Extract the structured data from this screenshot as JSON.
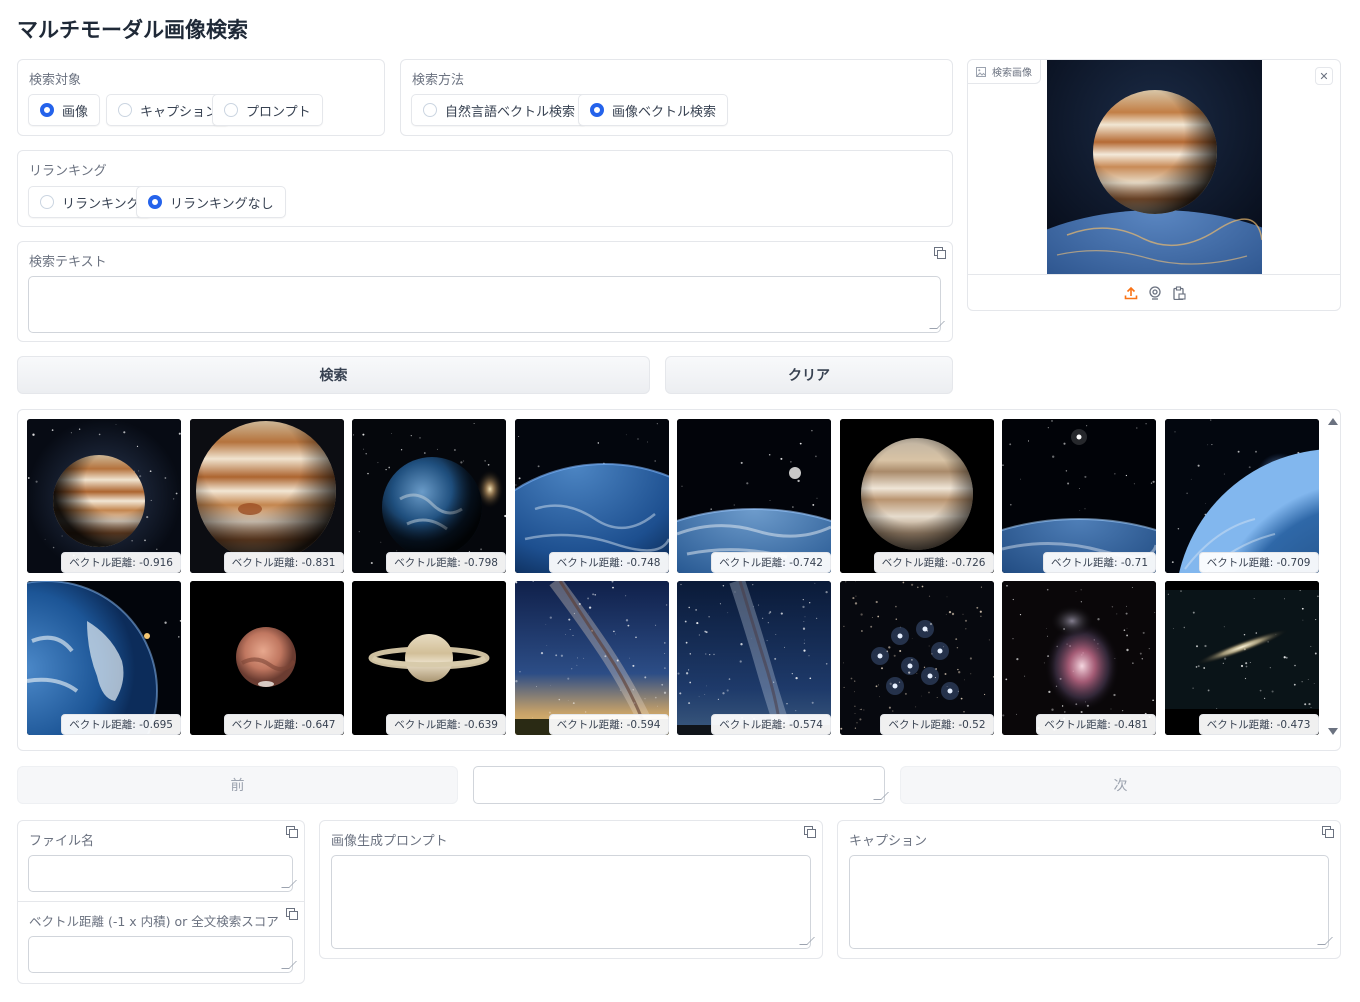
{
  "app": {
    "title": "マルチモーダル画像検索"
  },
  "search_target": {
    "label": "検索対象",
    "options": [
      "画像",
      "キャプション",
      "プロンプト"
    ],
    "selected": 0
  },
  "search_method": {
    "label": "検索方法",
    "options": [
      "自然言語ベクトル検索",
      "画像ベクトル検索"
    ],
    "selected": 1
  },
  "reranking": {
    "label": "リランキング",
    "options": [
      "リランキング",
      "リランキングなし"
    ],
    "selected": 1
  },
  "search_text": {
    "label": "検索テキスト",
    "value": ""
  },
  "search_image": {
    "label": "検索画像"
  },
  "buttons": {
    "search": "検索",
    "clear": "クリア",
    "prev": "前",
    "next": "次"
  },
  "page_field": {
    "value": ""
  },
  "results": [
    {
      "caption": "ベクトル距離: -0.916",
      "icon": "jupiter-thumbnail"
    },
    {
      "caption": "ベクトル距離: -0.831",
      "icon": "jupiter-closeup-thumbnail"
    },
    {
      "caption": "ベクトル距離: -0.798",
      "icon": "earth-galaxy-thumbnail"
    },
    {
      "caption": "ベクトル距離: -0.748",
      "icon": "earth-horizon-thumbnail"
    },
    {
      "caption": "ベクトル距離: -0.742",
      "icon": "earth-moon-thumbnail"
    },
    {
      "caption": "ベクトル距離: -0.726",
      "icon": "jupiter-black-thumbnail"
    },
    {
      "caption": "ベクトル距離: -0.71",
      "icon": "earth-star-thumbnail"
    },
    {
      "caption": "ベクトル距離: -0.709",
      "icon": "earth-sunrise-thumbnail"
    },
    {
      "caption": "ベクトル距離: -0.695",
      "icon": "earth-globe-thumbnail"
    },
    {
      "caption": "ベクトル距離: -0.647",
      "icon": "mars-thumbnail"
    },
    {
      "caption": "ベクトル距離: -0.639",
      "icon": "saturn-thumbnail"
    },
    {
      "caption": "ベクトル距離: -0.594",
      "icon": "milky-way-field-thumbnail"
    },
    {
      "caption": "ベクトル距離: -0.574",
      "icon": "milky-way-thumbnail"
    },
    {
      "caption": "ベクトル距離: -0.52",
      "icon": "pleiades-thumbnail"
    },
    {
      "caption": "ベクトル距離: -0.481",
      "icon": "orion-nebula-thumbnail"
    },
    {
      "caption": "ベクトル距離: -0.473",
      "icon": "edge-on-galaxy-thumbnail"
    }
  ],
  "detail": {
    "filename_label": "ファイル名",
    "filename_value": "",
    "distance_label": "ベクトル距離 (-1 x 内積) or 全文検索スコア",
    "distance_value": "",
    "prompt_label": "画像生成プロンプト",
    "prompt_value": "",
    "caption_label": "キャプション",
    "caption_value": ""
  },
  "colors": {
    "accent": "#2563eb",
    "upload": "#f97316"
  }
}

* * * * *

Reproduce all entries exactly. Pictures do not belong in the copy.

Exercise answer
Extract the structured data from this screenshot as JSON.
{
  "app": {
    "title": "マルチモーダル画像検索"
  },
  "search_target": {
    "label": "検索対象",
    "options": [
      "画像",
      "キャプション",
      "プロンプト"
    ],
    "selected": 0
  },
  "search_method": {
    "label": "検索方法",
    "options": [
      "自然言語ベクトル検索",
      "画像ベクトル検索"
    ],
    "selected": 1
  },
  "reranking": {
    "label": "リランキング",
    "options": [
      "リランキング",
      "リランキングなし"
    ],
    "selected": 1
  },
  "search_text": {
    "label": "検索テキスト",
    "value": ""
  },
  "search_image": {
    "label": "検索画像"
  },
  "buttons": {
    "search": "検索",
    "clear": "クリア",
    "prev": "前",
    "next": "次"
  },
  "page_field": {
    "value": ""
  },
  "results": [
    {
      "caption": "ベクトル距離: -0.916",
      "icon": "jupiter-thumbnail"
    },
    {
      "caption": "ベクトル距離: -0.831",
      "icon": "jupiter-closeup-thumbnail"
    },
    {
      "caption": "ベクトル距離: -0.798",
      "icon": "earth-galaxy-thumbnail"
    },
    {
      "caption": "ベクトル距離: -0.748",
      "icon": "earth-horizon-thumbnail"
    },
    {
      "caption": "ベクトル距離: -0.742",
      "icon": "earth-moon-thumbnail"
    },
    {
      "caption": "ベクトル距離: -0.726",
      "icon": "jupiter-black-thumbnail"
    },
    {
      "caption": "ベクトル距離: -0.71",
      "icon": "earth-star-thumbnail"
    },
    {
      "caption": "ベクトル距離: -0.709",
      "icon": "earth-sunrise-thumbnail"
    },
    {
      "caption": "ベクトル距離: -0.695",
      "icon": "earth-globe-thumbnail"
    },
    {
      "caption": "ベクトル距離: -0.647",
      "icon": "mars-thumbnail"
    },
    {
      "caption": "ベクトル距離: -0.639",
      "icon": "saturn-thumbnail"
    },
    {
      "caption": "ベクトル距離: -0.594",
      "icon": "milky-way-field-thumbnail"
    },
    {
      "caption": "ベクトル距離: -0.574",
      "icon": "milky-way-thumbnail"
    },
    {
      "caption": "ベクトル距離: -0.52",
      "icon": "pleiades-thumbnail"
    },
    {
      "caption": "ベクトル距離: -0.481",
      "icon": "orion-nebula-thumbnail"
    },
    {
      "caption": "ベクトル距離: -0.473",
      "icon": "edge-on-galaxy-thumbnail"
    }
  ],
  "detail": {
    "filename_label": "ファイル名",
    "filename_value": "",
    "distance_label": "ベクトル距離 (-1 x 内積) or 全文検索スコア",
    "distance_value": "",
    "prompt_label": "画像生成プロンプト",
    "prompt_value": "",
    "caption_label": "キャプション",
    "caption_value": ""
  },
  "colors": {
    "accent": "#2563eb",
    "upload": "#f97316"
  }
}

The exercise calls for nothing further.